[To do] Take every line where the string "this" appears and copy it.

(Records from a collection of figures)
· · · · ·

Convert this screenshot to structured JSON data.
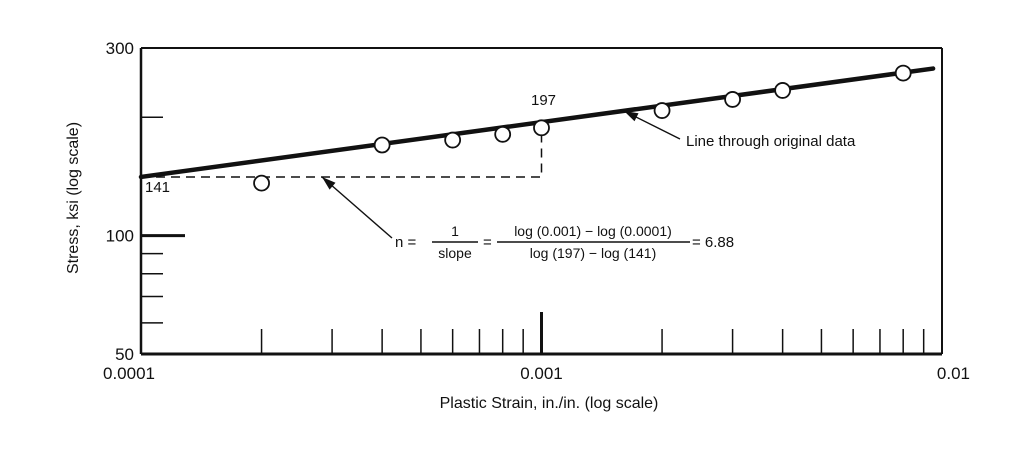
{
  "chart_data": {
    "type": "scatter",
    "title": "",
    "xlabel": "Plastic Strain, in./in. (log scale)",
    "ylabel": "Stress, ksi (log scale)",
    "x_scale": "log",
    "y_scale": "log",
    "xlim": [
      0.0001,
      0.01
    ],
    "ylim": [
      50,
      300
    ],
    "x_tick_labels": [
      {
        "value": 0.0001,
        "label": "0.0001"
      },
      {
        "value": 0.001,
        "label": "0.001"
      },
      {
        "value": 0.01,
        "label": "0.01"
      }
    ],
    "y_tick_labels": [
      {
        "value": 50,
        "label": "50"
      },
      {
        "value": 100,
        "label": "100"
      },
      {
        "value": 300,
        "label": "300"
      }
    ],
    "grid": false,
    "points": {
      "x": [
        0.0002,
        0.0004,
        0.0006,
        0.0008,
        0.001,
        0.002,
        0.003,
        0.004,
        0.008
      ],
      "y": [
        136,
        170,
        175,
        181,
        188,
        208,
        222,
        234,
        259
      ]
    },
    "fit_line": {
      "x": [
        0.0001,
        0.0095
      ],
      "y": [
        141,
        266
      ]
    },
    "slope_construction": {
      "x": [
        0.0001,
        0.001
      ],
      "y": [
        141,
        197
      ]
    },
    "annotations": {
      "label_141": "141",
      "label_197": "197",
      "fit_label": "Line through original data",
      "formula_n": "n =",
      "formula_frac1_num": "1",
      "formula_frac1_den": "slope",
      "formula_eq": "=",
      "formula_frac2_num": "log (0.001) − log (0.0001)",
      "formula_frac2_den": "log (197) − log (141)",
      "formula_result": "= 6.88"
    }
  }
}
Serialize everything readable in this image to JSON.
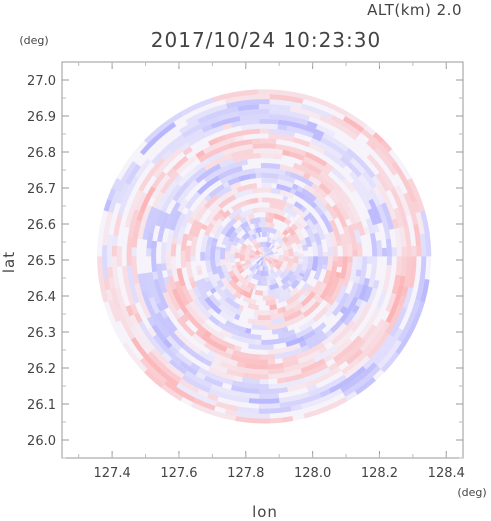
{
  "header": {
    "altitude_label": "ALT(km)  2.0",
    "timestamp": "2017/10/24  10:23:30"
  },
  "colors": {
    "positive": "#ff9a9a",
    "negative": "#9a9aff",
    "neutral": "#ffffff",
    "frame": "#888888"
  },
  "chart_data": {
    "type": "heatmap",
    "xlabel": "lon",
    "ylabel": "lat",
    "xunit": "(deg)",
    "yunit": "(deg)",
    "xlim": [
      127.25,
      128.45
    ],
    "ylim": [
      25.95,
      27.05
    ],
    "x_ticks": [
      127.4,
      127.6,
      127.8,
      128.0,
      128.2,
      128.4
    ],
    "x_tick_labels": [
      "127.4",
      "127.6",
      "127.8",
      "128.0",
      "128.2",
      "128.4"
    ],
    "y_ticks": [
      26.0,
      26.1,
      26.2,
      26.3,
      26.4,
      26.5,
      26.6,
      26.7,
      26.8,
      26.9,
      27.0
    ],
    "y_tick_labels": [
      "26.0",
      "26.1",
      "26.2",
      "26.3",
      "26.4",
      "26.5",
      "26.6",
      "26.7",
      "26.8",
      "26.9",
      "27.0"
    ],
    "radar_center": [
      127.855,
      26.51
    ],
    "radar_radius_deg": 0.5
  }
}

· · · · ·

[Reply to the exercise]
Convert this screenshot to structured JSON data.
Serialize everything readable in this image to JSON.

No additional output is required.